__TASK DESCRIPTION__
Write out the material exactly, with the pictures left out.

__PROVIDED ENTRIES__
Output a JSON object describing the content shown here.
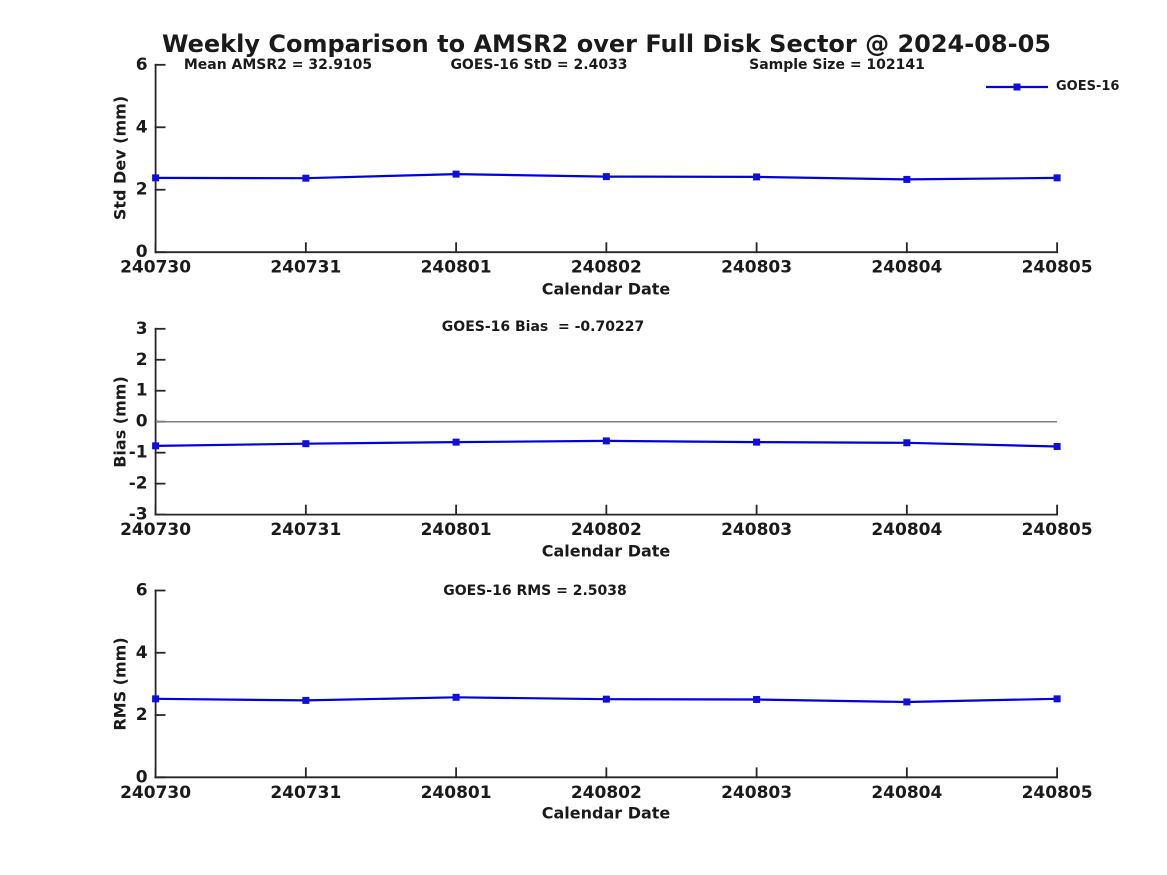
{
  "title": "Weekly Comparison to AMSR2 over Full Disk Sector @ 2024-08-05",
  "colors": {
    "line": "#0000dd",
    "marker": "#0f0fdd",
    "zero_line": "#808080",
    "axis": "#262626",
    "text": "#1a1a1a"
  },
  "legend": {
    "label": "GOES-16"
  },
  "chart_data": [
    {
      "type": "line",
      "panel": "std-dev",
      "categories": [
        "240730",
        "240731",
        "240801",
        "240802",
        "240803",
        "240804",
        "240805"
      ],
      "series": [
        {
          "name": "GOES-16",
          "values": [
            2.38,
            2.37,
            2.5,
            2.42,
            2.41,
            2.33,
            2.38
          ]
        }
      ],
      "annotations": [
        "Mean AMSR2 = 32.9105",
        "GOES-16 StD = 2.4033",
        "Sample Size = 102141"
      ],
      "xlabel": "Calendar Date",
      "ylabel": "Std Dev (mm)",
      "ylim": [
        0,
        6
      ],
      "yticks": [
        0,
        2,
        4,
        6
      ],
      "grid": false,
      "zero_line": false,
      "legend": "GOES-16",
      "legend_position": "top-right-outside"
    },
    {
      "type": "line",
      "panel": "bias",
      "categories": [
        "240730",
        "240731",
        "240801",
        "240802",
        "240803",
        "240804",
        "240805"
      ],
      "series": [
        {
          "name": "GOES-16",
          "values": [
            -0.78,
            -0.71,
            -0.66,
            -0.62,
            -0.66,
            -0.68,
            -0.8
          ]
        }
      ],
      "annotations": [
        "GOES-16 Bias  = -0.70227"
      ],
      "xlabel": "Calendar Date",
      "ylabel": "Bias (mm)",
      "ylim": [
        -3,
        3
      ],
      "yticks": [
        -3,
        -2,
        -1,
        0,
        1,
        2,
        3
      ],
      "grid": false,
      "zero_line": true
    },
    {
      "type": "line",
      "panel": "rms",
      "categories": [
        "240730",
        "240731",
        "240801",
        "240802",
        "240803",
        "240804",
        "240805"
      ],
      "series": [
        {
          "name": "GOES-16",
          "values": [
            2.52,
            2.47,
            2.57,
            2.51,
            2.5,
            2.42,
            2.52
          ]
        }
      ],
      "annotations": [
        "GOES-16 RMS = 2.5038"
      ],
      "xlabel": "Calendar Date",
      "ylabel": "RMS (mm)",
      "ylim": [
        0,
        6
      ],
      "yticks": [
        0,
        2,
        4,
        6
      ],
      "grid": false,
      "zero_line": false
    }
  ]
}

__THE RESPONSE__
Output a JSON object describing the content shown here.
{
  "title": "Weekly Comparison to AMSR2 over Full Disk Sector @ 2024-08-05",
  "colors": {
    "line": "#0000dd",
    "marker": "#0f0fdd",
    "zero_line": "#808080",
    "axis": "#262626",
    "text": "#1a1a1a"
  },
  "legend": {
    "label": "GOES-16"
  },
  "chart_data": [
    {
      "type": "line",
      "panel": "std-dev",
      "categories": [
        "240730",
        "240731",
        "240801",
        "240802",
        "240803",
        "240804",
        "240805"
      ],
      "series": [
        {
          "name": "GOES-16",
          "values": [
            2.38,
            2.37,
            2.5,
            2.42,
            2.41,
            2.33,
            2.38
          ]
        }
      ],
      "annotations": [
        "Mean AMSR2 = 32.9105",
        "GOES-16 StD = 2.4033",
        "Sample Size = 102141"
      ],
      "xlabel": "Calendar Date",
      "ylabel": "Std Dev (mm)",
      "ylim": [
        0,
        6
      ],
      "yticks": [
        0,
        2,
        4,
        6
      ],
      "grid": false,
      "zero_line": false,
      "legend": "GOES-16",
      "legend_position": "top-right-outside"
    },
    {
      "type": "line",
      "panel": "bias",
      "categories": [
        "240730",
        "240731",
        "240801",
        "240802",
        "240803",
        "240804",
        "240805"
      ],
      "series": [
        {
          "name": "GOES-16",
          "values": [
            -0.78,
            -0.71,
            -0.66,
            -0.62,
            -0.66,
            -0.68,
            -0.8
          ]
        }
      ],
      "annotations": [
        "GOES-16 Bias  = -0.70227"
      ],
      "xlabel": "Calendar Date",
      "ylabel": "Bias (mm)",
      "ylim": [
        -3,
        3
      ],
      "yticks": [
        -3,
        -2,
        -1,
        0,
        1,
        2,
        3
      ],
      "grid": false,
      "zero_line": true
    },
    {
      "type": "line",
      "panel": "rms",
      "categories": [
        "240730",
        "240731",
        "240801",
        "240802",
        "240803",
        "240804",
        "240805"
      ],
      "series": [
        {
          "name": "GOES-16",
          "values": [
            2.52,
            2.47,
            2.57,
            2.51,
            2.5,
            2.42,
            2.52
          ]
        }
      ],
      "annotations": [
        "GOES-16 RMS = 2.5038"
      ],
      "xlabel": "Calendar Date",
      "ylabel": "RMS (mm)",
      "ylim": [
        0,
        6
      ],
      "yticks": [
        0,
        2,
        4,
        6
      ],
      "grid": false,
      "zero_line": false
    }
  ]
}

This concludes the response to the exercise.